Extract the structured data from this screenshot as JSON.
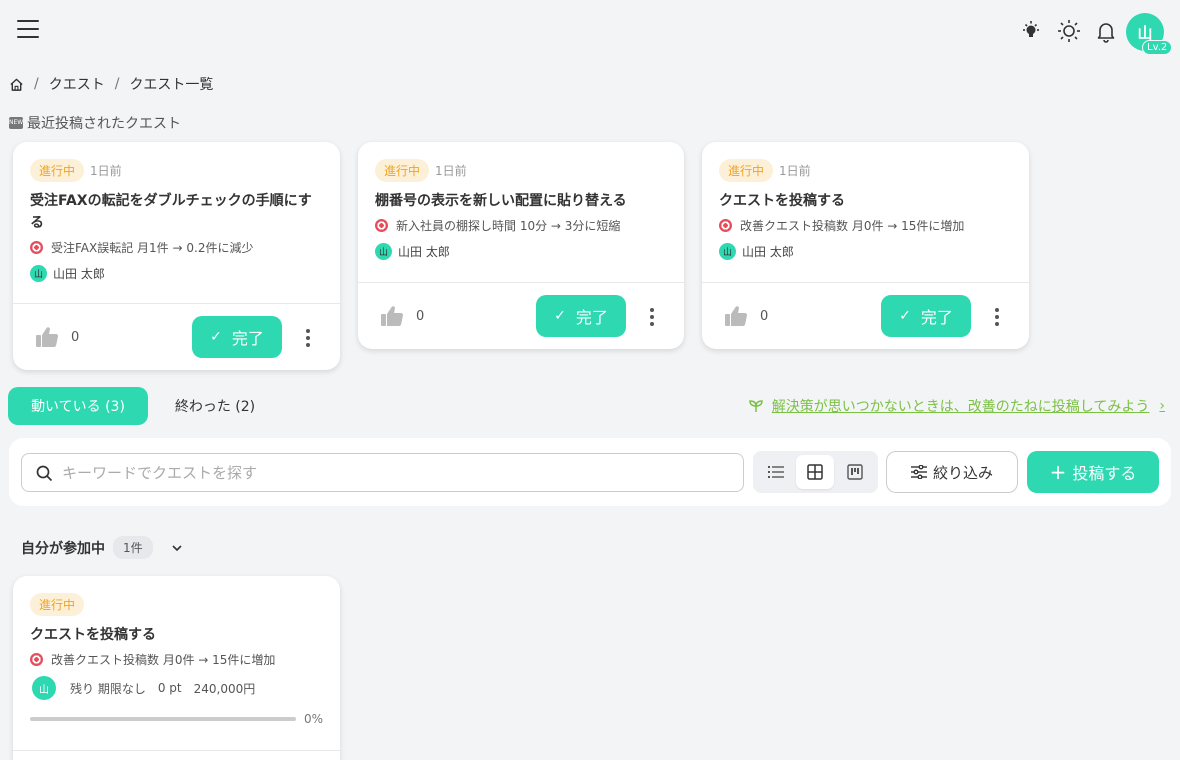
{
  "header": {
    "avatar_initial": "山",
    "level": "Lv.2"
  },
  "breadcrumb": {
    "items": [
      "クエスト",
      "クエスト一覧"
    ],
    "separator": "/"
  },
  "recent": {
    "heading": "最近投稿されたクエスト",
    "new_icon_text": "NEW",
    "cards": [
      {
        "status": "進行中",
        "time": "1日前",
        "title": "受注FAXの転記をダブルチェックの手順にする",
        "goal": "受注FAX誤転記 月1件 → 0.2件に減少",
        "author_initial": "山",
        "author": "山田 太郎",
        "likes": "0",
        "complete_label": "完了"
      },
      {
        "status": "進行中",
        "time": "1日前",
        "title": "棚番号の表示を新しい配置に貼り替える",
        "goal": "新入社員の棚探し時間 10分 → 3分に短縮",
        "author_initial": "山",
        "author": "山田 太郎",
        "likes": "0",
        "complete_label": "完了"
      },
      {
        "status": "進行中",
        "time": "1日前",
        "title": "クエストを投稿する",
        "goal": "改善クエスト投稿数 月0件 → 15件に増加",
        "author_initial": "山",
        "author": "山田 太郎",
        "likes": "0",
        "complete_label": "完了"
      }
    ]
  },
  "tabs": {
    "active": "動いている (3)",
    "inactive": "終わった (2)"
  },
  "hint_link": "解決策が思いつかないときは、改善のたねに投稿してみよう",
  "toolbar": {
    "search_placeholder": "キーワードでクエストを探す",
    "search_value": "",
    "filter_label": "絞り込み",
    "post_label": "投稿する",
    "active_view": "grid"
  },
  "group": {
    "title": "自分が参加中",
    "count": "1件",
    "quest": {
      "status": "進行中",
      "title": "クエストを投稿する",
      "goal": "改善クエスト投稿数 月0件 → 15件に増加",
      "avatar_initial": "山",
      "remaining": "残り 期限なし",
      "points": "0 pt",
      "budget": "240,000円",
      "progress": 0,
      "progress_label": "0%"
    }
  },
  "colors": {
    "accent": "#2ed8b1",
    "status_bg": "#fdf0d8",
    "status_text": "#f0a422",
    "hint_green": "#7bc144"
  }
}
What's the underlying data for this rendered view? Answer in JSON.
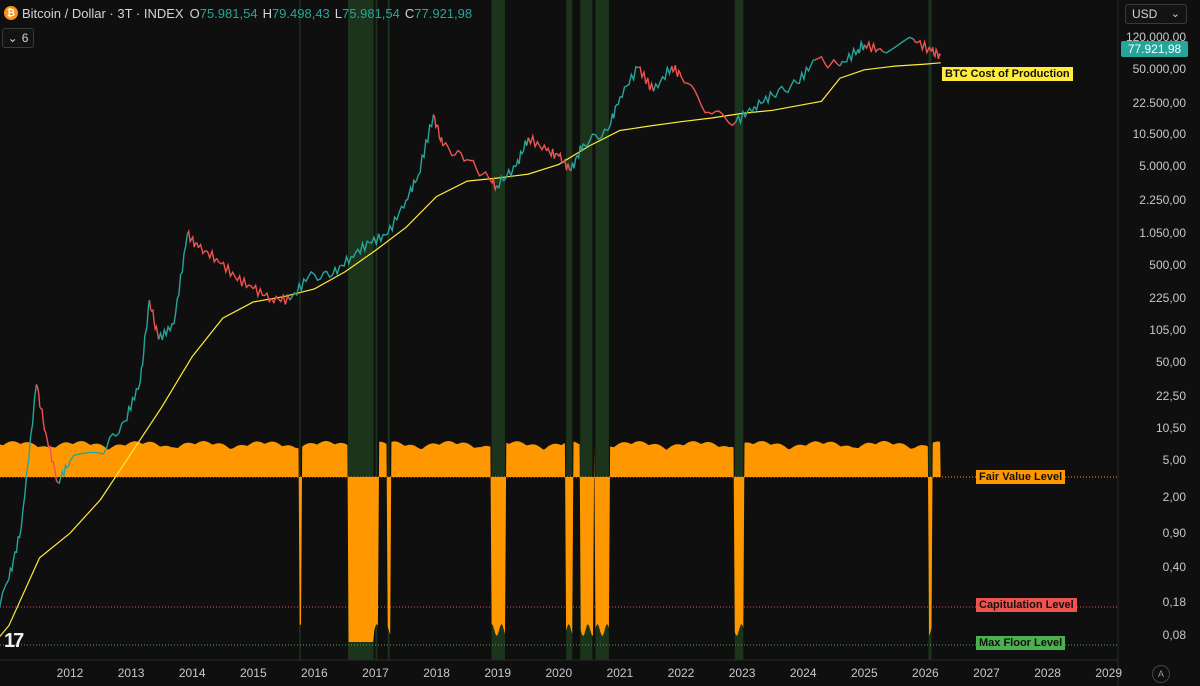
{
  "header": {
    "coin_icon_glyph": "₿",
    "symbol": "Bitcoin / Dollar · 3T · INDEX",
    "o_label": "O",
    "o_value": "75.981,54",
    "h_label": "H",
    "h_value": "79.498,43",
    "l_label": "L",
    "l_value": "75.981,54",
    "c_label": "C",
    "c_value": "77.921,98"
  },
  "controls": {
    "collapse_label": "6",
    "currency": "USD",
    "auto_label": "A"
  },
  "last_price": "77.921,98",
  "colors": {
    "background": "#0f0f0f",
    "up": "#26a69a",
    "down": "#ef5350",
    "cost_line": "#ffeb3b",
    "oscillator": "#ff9800",
    "highlight": "#1e3a1e"
  },
  "chart_data": [
    {
      "type": "line",
      "title": "Bitcoin / Dollar · 3T · INDEX",
      "scale": "log",
      "y_ticks": [
        "120.000,00",
        "50.000,00",
        "22.500,00",
        "10.500,00",
        "5.000,00",
        "2.250,00",
        "1.050,00",
        "500,00",
        "225,00",
        "105,00",
        "50,00",
        "22,50",
        "10,50",
        "5,00",
        "2,00",
        "0,90",
        "0,40",
        "0,18",
        "0,08"
      ],
      "x_ticks": [
        "2012",
        "2013",
        "2014",
        "2015",
        "2016",
        "2017",
        "2018",
        "2019",
        "2020",
        "2021",
        "2022",
        "2023",
        "2024",
        "2025",
        "2026",
        "2027",
        "2028",
        "2029"
      ],
      "series": [
        {
          "name": "Bitcoin / Dollar",
          "x": [
            2010.6,
            2011.0,
            2011.2,
            2011.45,
            2011.6,
            2011.8,
            2012.0,
            2012.5,
            2012.9,
            2013.15,
            2013.3,
            2013.45,
            2013.7,
            2013.92,
            2014.1,
            2014.4,
            2014.7,
            2015.0,
            2015.3,
            2015.6,
            2015.9,
            2016.3,
            2016.6,
            2016.9,
            2017.2,
            2017.5,
            2017.7,
            2017.95,
            2018.1,
            2018.5,
            2018.9,
            2018.98,
            2019.3,
            2019.5,
            2019.8,
            2020.0,
            2020.2,
            2020.4,
            2020.8,
            2021.0,
            2021.3,
            2021.55,
            2021.85,
            2022.0,
            2022.45,
            2022.9,
            2023.2,
            2023.5,
            2023.9,
            2024.2,
            2024.6,
            2024.9,
            2025.0,
            2025.3,
            2025.8,
            2026.1,
            2026.25
          ],
          "y": [
            0.06,
            0.3,
            1,
            31,
            10,
            3,
            5,
            6,
            13,
            33,
            230,
            90,
            130,
            1100,
            800,
            620,
            400,
            300,
            240,
            230,
            400,
            420,
            650,
            900,
            1100,
            2500,
            4500,
            19000,
            9000,
            6500,
            3800,
            3500,
            5500,
            11000,
            8000,
            7000,
            5000,
            9500,
            13000,
            29000,
            58000,
            33000,
            60000,
            47000,
            20000,
            16000,
            23000,
            30000,
            40000,
            70000,
            60000,
            90000,
            100000,
            85000,
            115000,
            85000,
            77921.98
          ]
        },
        {
          "name": "BTC Cost of Production",
          "x": [
            2010.6,
            2011.0,
            2011.5,
            2012.0,
            2012.5,
            2013.0,
            2013.5,
            2014.0,
            2014.5,
            2015.0,
            2015.5,
            2016.0,
            2016.5,
            2017.0,
            2017.5,
            2018.0,
            2018.5,
            2019.0,
            2019.5,
            2020.0,
            2020.5,
            2021.0,
            2021.5,
            2022.0,
            2022.5,
            2023.0,
            2023.5,
            2024.0,
            2024.3,
            2024.6,
            2025.0,
            2025.5,
            2026.0,
            2026.25
          ],
          "y": [
            0.05,
            0.1,
            0.5,
            0.9,
            2,
            6,
            18,
            60,
            150,
            220,
            250,
            300,
            450,
            750,
            1300,
            2700,
            3900,
            4200,
            4600,
            5800,
            9000,
            13000,
            14500,
            16000,
            17500,
            19500,
            21000,
            24000,
            26000,
            45000,
            55000,
            60000,
            63000,
            65000
          ]
        }
      ]
    },
    {
      "type": "area",
      "title": "",
      "levels": [
        "Fair Value Level",
        "Capitulation Level",
        "Max Floor Level"
      ],
      "series_note": "oscillator",
      "highlight_periods": [
        [
          2015.75,
          2015.77
        ],
        [
          2016.55,
          2016.97
        ],
        [
          2017.0,
          2017.03
        ],
        [
          2017.2,
          2017.23
        ],
        [
          2018.9,
          2019.12
        ],
        [
          2020.12,
          2020.22
        ],
        [
          2020.35,
          2020.55
        ],
        [
          2020.6,
          2020.82
        ],
        [
          2022.88,
          2023.02
        ],
        [
          2026.05,
          2026.1
        ]
      ],
      "labels": [
        {
          "text": "BTC Cost of Production",
          "color": "#ffeb3b"
        },
        {
          "text": "Fair Value Level",
          "color": "#ff9800"
        },
        {
          "text": "Capitulation Level",
          "color": "#ef5350"
        },
        {
          "text": "Max Floor Level",
          "color": "#4caf50"
        }
      ]
    }
  ]
}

**WORK INSTRUCTIONS**: Say how many lines in the entries contain the string "Floor", and say nothing else.

**WORKED SOLUTION**: 2